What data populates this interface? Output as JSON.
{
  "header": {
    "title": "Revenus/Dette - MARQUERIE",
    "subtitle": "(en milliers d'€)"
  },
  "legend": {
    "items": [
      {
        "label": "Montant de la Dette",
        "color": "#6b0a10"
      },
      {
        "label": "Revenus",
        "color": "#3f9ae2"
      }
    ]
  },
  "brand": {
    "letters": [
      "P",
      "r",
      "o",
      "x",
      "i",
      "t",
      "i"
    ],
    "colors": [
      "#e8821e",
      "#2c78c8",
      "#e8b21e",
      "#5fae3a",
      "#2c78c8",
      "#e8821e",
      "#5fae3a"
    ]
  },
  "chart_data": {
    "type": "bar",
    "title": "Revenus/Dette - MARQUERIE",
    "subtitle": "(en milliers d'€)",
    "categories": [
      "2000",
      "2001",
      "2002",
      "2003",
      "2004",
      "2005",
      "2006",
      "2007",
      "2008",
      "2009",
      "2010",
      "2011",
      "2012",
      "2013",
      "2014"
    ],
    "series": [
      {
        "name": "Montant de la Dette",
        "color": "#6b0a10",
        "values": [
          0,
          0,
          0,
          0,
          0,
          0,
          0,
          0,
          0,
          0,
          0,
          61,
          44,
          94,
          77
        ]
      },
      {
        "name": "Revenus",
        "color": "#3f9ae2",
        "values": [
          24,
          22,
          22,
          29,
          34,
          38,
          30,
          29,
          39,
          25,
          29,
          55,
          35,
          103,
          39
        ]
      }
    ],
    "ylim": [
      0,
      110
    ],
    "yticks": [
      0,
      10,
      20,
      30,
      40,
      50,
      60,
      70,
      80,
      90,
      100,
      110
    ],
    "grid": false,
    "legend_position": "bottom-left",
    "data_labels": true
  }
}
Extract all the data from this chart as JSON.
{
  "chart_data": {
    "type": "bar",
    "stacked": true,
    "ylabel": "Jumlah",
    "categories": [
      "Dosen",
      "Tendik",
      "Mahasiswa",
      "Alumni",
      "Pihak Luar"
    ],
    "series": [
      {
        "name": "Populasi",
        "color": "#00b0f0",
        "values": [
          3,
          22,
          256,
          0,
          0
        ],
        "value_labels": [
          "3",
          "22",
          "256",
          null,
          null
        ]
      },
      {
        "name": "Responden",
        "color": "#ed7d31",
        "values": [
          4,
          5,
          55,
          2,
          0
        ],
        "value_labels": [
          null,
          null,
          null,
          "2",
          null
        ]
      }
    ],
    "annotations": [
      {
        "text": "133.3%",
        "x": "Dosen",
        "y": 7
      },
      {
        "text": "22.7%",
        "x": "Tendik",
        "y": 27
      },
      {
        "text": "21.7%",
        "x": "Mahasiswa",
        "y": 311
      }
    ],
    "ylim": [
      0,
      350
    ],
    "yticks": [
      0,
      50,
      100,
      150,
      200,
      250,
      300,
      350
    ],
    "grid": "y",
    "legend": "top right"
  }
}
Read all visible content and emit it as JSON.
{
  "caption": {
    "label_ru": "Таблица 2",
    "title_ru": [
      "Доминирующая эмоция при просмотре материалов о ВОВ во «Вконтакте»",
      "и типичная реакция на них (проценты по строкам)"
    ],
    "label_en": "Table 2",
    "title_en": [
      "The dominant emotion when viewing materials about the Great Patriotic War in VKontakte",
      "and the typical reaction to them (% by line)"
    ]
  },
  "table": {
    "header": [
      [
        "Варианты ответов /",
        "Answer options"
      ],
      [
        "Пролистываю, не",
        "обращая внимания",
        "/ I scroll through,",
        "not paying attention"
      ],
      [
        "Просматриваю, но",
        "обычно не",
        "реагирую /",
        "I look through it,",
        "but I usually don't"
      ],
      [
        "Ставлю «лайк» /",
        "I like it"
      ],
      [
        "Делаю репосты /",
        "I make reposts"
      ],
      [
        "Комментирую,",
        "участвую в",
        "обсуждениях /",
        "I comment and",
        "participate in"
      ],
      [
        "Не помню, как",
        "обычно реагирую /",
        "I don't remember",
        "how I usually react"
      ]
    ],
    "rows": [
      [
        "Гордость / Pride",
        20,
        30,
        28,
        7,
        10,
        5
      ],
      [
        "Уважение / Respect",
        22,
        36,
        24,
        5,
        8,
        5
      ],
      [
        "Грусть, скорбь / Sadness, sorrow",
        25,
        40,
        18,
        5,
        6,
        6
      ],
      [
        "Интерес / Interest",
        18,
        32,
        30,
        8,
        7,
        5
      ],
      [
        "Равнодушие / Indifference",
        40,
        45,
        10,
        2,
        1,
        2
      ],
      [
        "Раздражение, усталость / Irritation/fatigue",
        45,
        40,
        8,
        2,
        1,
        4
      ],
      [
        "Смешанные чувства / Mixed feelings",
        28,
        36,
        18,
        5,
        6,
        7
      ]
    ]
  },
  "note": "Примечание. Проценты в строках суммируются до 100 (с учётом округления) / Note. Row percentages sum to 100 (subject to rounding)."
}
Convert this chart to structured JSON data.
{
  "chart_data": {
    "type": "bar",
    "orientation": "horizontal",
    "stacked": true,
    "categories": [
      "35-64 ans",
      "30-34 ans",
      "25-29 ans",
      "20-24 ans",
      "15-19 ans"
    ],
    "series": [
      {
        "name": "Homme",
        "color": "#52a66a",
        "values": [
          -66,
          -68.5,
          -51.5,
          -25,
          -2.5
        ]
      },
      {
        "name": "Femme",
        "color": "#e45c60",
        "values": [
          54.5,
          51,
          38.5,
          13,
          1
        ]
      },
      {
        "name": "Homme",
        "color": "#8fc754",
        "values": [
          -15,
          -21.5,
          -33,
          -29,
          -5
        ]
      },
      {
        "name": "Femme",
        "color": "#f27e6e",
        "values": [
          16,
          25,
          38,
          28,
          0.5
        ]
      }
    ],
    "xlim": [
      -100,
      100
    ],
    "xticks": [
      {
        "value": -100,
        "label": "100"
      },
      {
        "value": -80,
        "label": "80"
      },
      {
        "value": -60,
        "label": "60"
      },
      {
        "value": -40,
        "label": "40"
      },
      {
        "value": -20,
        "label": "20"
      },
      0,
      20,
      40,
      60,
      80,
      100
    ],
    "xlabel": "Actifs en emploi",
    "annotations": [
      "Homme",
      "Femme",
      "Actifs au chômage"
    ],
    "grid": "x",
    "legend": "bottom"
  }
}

——

▸ **What is required**: Repeat all entries. Match them exactly.

▸ **Answer for this exercise**:
What data populates this interface? Output as JSON.
{
  "header": {
    "title": "Revenus/Dette - MARQUERIE",
    "subtitle": "(en milliers d'€)"
  },
  "legend": {
    "items": [
      {
        "label": "Montant de la Dette",
        "color": "#6b0a10"
      },
      {
        "label": "Revenus",
        "color": "#3f9ae2"
      }
    ]
  },
  "brand": {
    "letters": [
      "P",
      "r",
      "o",
      "x",
      "i",
      "t",
      "i"
    ],
    "colors": [
      "#e8821e",
      "#2c78c8",
      "#e8b21e",
      "#5fae3a",
      "#2c78c8",
      "#e8821e",
      "#5fae3a"
    ]
  },
  "chart_data": {
    "type": "bar",
    "title": "Revenus/Dette - MARQUERIE",
    "subtitle": "(en milliers d'€)",
    "categories": [
      "2000",
      "2001",
      "2002",
      "2003",
      "2004",
      "2005",
      "2006",
      "2007",
      "2008",
      "2009",
      "2010",
      "2011",
      "2012",
      "2013",
      "2014"
    ],
    "series": [
      {
        "name": "Montant de la Dette",
        "color": "#6b0a10",
        "values": [
          0,
          0,
          0,
          0,
          0,
          0,
          0,
          0,
          0,
          0,
          0,
          61,
          44,
          94,
          77
        ]
      },
      {
        "name": "Revenus",
        "color": "#3f9ae2",
        "values": [
          24,
          22,
          22,
          29,
          34,
          38,
          30,
          29,
          39,
          25,
          29,
          55,
          35,
          103,
          39
        ]
      }
    ],
    "ylim": [
      0,
      110
    ],
    "yticks": [
      0,
      10,
      20,
      30,
      40,
      50,
      60,
      70,
      80,
      90,
      100,
      110
    ],
    "grid": false,
    "legend_position": "bottom-left",
    "data_labels": true
  }
}
Extract all the data from this chart as JSON.
{
  "chart_data": {
    "type": "bar",
    "stacked": true,
    "ylabel": "Jumlah",
    "categories": [
      "Dosen",
      "Tendik",
      "Mahasiswa",
      "Alumni",
      "Pihak Luar"
    ],
    "series": [
      {
        "name": "Populasi",
        "color": "#00b0f0",
        "values": [
          3,
          22,
          256,
          0,
          0
        ],
        "value_labels": [
          "3",
          "22",
          "256",
          null,
          null
        ]
      },
      {
        "name": "Responden",
        "color": "#ed7d31",
        "values": [
          4,
          5,
          55,
          2,
          0
        ],
        "value_labels": [
          null,
          null,
          null,
          "2",
          null
        ]
      }
    ],
    "annotations": [
      {
        "text": "133.3%",
        "x": "Dosen",
        "y": 7
      },
      {
        "text": "22.7%",
        "x": "Tendik",
        "y": 27
      },
      {
        "text": "21.7%",
        "x": "Mahasiswa",
        "y": 311
      }
    ],
    "ylim": [
      0,
      350
    ],
    "yticks": [
      0,
      50,
      100,
      150,
      200,
      250,
      300,
      350
    ],
    "grid": "y",
    "legend": "top right"
  }
}
Read all visible content and emit it as JSON.
{
  "caption": {
    "label_ru": "Таблица 2",
    "title_ru": [
      "Доминирующая эмоция при просмотре материалов о ВОВ во «Вконтакте»",
      "и типичная реакция на них (проценты по строкам)"
    ],
    "label_en": "Table 2",
    "title_en": [
      "The dominant emotion when viewing materials about the Great Patriotic War in VKontakte",
      "and the typical reaction to them (% by line)"
    ]
  },
  "table": {
    "header": [
      [
        "Варианты ответов /",
        "Answer options"
      ],
      [
        "Пролистываю, не",
        "обращая внимания",
        "/ I scroll through,",
        "not paying attention"
      ],
      [
        "Просматриваю, но",
        "обычно не",
        "реагирую /",
        "I look through it,",
        "but I usually don't"
      ],
      [
        "Ставлю «лайк» /",
        "I like it"
      ],
      [
        "Делаю репосты /",
        "I make reposts"
      ],
      [
        "Комментирую,",
        "участвую в",
        "обсуждениях /",
        "I comment and",
        "participate in"
      ],
      [
        "Не помню, как",
        "обычно реагирую /",
        "I don't remember",
        "how I usually react"
      ]
    ],
    "rows": [
      [
        "Гордость / Pride",
        20,
        30,
        28,
        7,
        10,
        5
      ],
      [
        "Уважение / Respect",
        22,
        36,
        24,
        5,
        8,
        5
      ],
      [
        "Грусть, скорбь / Sadness, sorrow",
        25,
        40,
        18,
        5,
        6,
        6
      ],
      [
        "Интерес / Interest",
        18,
        32,
        30,
        8,
        7,
        5
      ],
      [
        "Равнодушие / Indifference",
        40,
        45,
        10,
        2,
        1,
        2
      ],
      [
        "Раздражение, усталость / Irritation/fatigue",
        45,
        40,
        8,
        2,
        1,
        4
      ],
      [
        "Смешанные чувства / Mixed feelings",
        28,
        36,
        18,
        5,
        6,
        7
      ]
    ]
  },
  "note": "Примечание. Проценты в строках суммируются до 100 (с учётом округления) / Note. Row percentages sum to 100 (subject to rounding)."
}
Convert this chart to structured JSON data.
{
  "chart_data": {
    "type": "bar",
    "orientation": "horizontal",
    "stacked": true,
    "categories": [
      "35-64 ans",
      "30-34 ans",
      "25-29 ans",
      "20-24 ans",
      "15-19 ans"
    ],
    "series": [
      {
        "name": "Homme",
        "color": "#52a66a",
        "values": [
          -66,
          -68.5,
          -51.5,
          -25,
          -2.5
        ]
      },
      {
        "name": "Femme",
        "color": "#e45c60",
        "values": [
          54.5,
          51,
          38.5,
          13,
          1
        ]
      },
      {
        "name": "Homme",
        "color": "#8fc754",
        "values": [
          -15,
          -21.5,
          -33,
          -29,
          -5
        ]
      },
      {
        "name": "Femme",
        "color": "#f27e6e",
        "values": [
          16,
          25,
          38,
          28,
          0.5
        ]
      }
    ],
    "xlim": [
      -100,
      100
    ],
    "xticks": [
      {
        "value": -100,
        "label": "100"
      },
      {
        "value": -80,
        "label": "80"
      },
      {
        "value": -60,
        "label": "60"
      },
      {
        "value": -40,
        "label": "40"
      },
      {
        "value": -20,
        "label": "20"
      },
      0,
      20,
      40,
      60,
      80,
      100
    ],
    "xlabel": "Actifs en emploi",
    "annotations": [
      "Homme",
      "Femme",
      "Actifs au chômage"
    ],
    "grid": "x",
    "legend": "bottom"
  }
}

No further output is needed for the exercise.